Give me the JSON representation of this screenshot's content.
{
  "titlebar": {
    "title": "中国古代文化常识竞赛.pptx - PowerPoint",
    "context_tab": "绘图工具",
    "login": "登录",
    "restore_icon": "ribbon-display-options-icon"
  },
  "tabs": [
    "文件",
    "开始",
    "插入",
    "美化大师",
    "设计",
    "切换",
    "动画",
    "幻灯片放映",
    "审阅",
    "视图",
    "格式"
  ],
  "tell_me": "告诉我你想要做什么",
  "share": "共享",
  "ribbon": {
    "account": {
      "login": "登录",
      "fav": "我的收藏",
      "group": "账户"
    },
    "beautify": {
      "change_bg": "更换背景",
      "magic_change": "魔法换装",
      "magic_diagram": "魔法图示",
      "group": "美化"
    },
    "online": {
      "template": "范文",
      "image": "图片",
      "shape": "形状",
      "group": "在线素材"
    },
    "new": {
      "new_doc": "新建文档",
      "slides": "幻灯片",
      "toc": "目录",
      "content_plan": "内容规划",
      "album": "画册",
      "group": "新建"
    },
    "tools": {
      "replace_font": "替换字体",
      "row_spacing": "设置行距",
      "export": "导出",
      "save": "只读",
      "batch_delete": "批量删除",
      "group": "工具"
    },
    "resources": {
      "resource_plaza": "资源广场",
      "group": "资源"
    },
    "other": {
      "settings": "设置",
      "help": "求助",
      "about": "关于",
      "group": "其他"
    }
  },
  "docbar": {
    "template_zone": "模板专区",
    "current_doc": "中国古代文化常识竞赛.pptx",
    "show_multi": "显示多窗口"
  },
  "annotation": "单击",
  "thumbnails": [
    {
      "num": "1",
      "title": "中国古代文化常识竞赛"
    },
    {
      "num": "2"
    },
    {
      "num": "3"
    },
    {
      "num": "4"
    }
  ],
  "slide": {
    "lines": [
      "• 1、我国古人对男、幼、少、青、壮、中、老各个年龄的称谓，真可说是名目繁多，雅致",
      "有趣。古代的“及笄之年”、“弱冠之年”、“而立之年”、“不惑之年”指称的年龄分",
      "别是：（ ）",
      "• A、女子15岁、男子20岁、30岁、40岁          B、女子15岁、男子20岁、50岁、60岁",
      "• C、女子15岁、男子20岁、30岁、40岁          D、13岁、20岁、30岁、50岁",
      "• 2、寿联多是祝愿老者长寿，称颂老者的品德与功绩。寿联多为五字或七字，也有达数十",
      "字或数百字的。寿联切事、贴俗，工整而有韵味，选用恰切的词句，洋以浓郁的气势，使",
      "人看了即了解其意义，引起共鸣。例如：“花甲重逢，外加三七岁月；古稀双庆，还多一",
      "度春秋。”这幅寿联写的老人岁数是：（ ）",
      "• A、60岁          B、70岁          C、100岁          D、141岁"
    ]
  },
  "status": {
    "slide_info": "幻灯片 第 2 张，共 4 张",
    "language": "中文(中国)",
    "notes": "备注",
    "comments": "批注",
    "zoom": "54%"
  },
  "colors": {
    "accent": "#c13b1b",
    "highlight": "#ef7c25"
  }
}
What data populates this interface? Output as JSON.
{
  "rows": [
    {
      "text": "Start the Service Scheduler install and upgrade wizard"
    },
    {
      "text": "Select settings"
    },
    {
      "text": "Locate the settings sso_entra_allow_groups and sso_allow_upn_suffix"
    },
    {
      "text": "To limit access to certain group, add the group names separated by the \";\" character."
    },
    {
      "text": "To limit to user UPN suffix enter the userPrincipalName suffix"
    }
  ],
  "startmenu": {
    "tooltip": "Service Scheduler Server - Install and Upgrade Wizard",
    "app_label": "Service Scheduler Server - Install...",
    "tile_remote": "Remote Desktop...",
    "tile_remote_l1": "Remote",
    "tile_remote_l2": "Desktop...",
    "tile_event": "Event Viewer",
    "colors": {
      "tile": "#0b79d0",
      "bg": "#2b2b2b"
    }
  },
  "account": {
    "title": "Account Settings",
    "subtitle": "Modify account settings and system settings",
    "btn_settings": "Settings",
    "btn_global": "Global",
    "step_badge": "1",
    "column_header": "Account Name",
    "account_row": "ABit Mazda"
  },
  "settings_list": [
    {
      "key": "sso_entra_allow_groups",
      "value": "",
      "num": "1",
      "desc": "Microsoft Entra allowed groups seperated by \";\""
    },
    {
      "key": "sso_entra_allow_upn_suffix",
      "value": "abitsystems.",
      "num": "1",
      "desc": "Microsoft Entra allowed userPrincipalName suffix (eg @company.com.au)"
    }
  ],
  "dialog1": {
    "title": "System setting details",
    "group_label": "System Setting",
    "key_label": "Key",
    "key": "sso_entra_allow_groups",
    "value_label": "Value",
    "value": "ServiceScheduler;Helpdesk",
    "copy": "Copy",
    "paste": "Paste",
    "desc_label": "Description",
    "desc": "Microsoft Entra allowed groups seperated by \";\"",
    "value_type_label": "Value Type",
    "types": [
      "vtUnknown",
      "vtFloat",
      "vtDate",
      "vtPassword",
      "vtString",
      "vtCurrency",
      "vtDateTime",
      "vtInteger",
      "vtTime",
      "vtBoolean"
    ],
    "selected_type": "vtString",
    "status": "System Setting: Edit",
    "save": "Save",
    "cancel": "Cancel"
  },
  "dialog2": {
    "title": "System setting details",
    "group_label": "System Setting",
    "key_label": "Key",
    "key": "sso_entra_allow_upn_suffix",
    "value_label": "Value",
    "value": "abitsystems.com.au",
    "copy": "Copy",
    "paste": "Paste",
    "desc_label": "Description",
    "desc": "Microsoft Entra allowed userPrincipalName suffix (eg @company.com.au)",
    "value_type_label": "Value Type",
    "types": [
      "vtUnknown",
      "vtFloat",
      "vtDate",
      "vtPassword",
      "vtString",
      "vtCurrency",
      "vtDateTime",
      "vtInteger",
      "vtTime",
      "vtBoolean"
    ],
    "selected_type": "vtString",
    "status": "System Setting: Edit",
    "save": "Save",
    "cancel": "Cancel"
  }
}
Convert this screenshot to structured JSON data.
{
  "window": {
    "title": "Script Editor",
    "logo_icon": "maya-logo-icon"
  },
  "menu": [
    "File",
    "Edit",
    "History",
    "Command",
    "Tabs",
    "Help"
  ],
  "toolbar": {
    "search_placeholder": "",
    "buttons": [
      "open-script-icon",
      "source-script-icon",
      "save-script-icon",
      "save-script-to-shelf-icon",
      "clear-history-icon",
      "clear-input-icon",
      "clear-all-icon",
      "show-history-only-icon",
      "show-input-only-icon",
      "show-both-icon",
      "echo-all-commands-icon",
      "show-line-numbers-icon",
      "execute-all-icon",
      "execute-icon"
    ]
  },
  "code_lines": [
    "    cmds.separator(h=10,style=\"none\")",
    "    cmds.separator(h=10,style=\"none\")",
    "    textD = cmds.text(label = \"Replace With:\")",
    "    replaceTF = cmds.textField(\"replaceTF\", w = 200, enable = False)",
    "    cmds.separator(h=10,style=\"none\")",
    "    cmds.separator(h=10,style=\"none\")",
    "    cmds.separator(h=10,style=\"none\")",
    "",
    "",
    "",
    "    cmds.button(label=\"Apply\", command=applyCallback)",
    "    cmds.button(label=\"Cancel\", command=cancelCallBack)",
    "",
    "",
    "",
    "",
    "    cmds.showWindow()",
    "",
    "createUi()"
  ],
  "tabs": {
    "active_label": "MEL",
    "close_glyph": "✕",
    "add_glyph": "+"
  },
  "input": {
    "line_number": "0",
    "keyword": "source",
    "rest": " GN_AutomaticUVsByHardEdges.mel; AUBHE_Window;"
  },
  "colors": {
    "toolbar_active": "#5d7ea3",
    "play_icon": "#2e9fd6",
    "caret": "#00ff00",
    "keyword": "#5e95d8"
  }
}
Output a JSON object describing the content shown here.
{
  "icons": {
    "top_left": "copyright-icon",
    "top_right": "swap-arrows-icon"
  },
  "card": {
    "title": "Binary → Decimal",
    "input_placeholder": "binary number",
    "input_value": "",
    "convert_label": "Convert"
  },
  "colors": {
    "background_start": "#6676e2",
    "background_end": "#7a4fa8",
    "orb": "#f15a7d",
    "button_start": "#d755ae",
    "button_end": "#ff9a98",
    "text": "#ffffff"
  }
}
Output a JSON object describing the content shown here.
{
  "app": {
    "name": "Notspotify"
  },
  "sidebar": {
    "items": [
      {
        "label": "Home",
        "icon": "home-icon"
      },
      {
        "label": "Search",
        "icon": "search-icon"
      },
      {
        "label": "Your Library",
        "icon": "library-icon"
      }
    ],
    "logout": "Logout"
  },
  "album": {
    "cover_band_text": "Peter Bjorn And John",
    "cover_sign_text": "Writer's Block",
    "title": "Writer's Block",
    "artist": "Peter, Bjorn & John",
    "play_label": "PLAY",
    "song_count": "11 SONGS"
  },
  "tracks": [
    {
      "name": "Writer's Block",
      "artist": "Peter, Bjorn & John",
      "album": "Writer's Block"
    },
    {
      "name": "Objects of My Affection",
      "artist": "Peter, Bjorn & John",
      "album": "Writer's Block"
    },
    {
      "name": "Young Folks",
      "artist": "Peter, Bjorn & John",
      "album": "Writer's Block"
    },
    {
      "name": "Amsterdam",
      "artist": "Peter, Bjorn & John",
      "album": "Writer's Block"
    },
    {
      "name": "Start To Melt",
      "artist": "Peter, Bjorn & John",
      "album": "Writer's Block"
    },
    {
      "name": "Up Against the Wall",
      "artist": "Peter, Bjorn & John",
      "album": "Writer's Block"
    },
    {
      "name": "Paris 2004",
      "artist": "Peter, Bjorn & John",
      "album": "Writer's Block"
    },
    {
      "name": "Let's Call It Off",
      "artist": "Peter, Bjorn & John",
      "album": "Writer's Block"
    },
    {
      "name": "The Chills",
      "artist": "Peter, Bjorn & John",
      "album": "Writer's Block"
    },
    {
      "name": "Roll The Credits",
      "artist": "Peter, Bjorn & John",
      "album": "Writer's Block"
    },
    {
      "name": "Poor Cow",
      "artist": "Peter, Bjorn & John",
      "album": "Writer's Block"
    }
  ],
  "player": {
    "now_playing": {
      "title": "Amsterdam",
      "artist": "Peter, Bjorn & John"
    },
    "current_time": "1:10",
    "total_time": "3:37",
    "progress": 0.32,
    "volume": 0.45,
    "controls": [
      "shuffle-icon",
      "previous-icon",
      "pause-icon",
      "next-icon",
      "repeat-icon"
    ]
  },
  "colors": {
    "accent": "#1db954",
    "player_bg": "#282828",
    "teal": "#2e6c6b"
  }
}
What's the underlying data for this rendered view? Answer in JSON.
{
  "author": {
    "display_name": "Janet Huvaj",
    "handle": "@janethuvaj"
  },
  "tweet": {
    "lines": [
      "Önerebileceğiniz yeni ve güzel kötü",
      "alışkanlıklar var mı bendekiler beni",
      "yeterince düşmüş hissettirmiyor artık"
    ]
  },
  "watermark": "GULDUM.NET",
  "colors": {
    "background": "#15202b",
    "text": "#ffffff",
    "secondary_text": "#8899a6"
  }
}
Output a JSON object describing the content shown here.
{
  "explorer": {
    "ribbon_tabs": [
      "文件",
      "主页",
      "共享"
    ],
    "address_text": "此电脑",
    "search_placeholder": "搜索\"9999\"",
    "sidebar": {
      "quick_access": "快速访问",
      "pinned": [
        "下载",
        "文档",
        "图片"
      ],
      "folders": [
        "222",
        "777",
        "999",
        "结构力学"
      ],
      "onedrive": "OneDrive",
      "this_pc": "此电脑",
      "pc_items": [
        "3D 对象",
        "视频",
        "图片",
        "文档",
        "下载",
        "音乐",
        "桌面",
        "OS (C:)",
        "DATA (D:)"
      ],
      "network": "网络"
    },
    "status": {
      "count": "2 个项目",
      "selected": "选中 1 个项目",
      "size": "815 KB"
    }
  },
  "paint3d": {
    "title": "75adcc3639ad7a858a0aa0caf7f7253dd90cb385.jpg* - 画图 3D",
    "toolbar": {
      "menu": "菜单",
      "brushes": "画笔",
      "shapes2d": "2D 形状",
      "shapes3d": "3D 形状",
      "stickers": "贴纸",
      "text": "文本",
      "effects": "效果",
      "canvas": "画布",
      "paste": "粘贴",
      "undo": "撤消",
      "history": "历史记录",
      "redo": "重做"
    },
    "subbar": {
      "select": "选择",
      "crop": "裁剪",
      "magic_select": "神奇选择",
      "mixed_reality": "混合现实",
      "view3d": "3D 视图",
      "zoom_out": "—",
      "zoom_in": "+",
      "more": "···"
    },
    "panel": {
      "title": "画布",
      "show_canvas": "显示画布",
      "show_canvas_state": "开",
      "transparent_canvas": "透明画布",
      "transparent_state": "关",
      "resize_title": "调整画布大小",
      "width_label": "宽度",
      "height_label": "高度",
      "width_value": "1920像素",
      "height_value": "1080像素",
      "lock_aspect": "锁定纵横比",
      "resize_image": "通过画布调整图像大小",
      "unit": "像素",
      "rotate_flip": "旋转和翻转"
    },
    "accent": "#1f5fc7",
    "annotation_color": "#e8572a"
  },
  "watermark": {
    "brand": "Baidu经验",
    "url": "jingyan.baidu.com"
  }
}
• • • •
### WRITTEN TASK
Reproduce each line holding the word "limit".

### EXPECTED ANSWER
      "text": "To limit access to certain group, add the group names separated by the \";\" character."
      "text": "To limit to user UPN suffix enter the userPrincipalName suffix"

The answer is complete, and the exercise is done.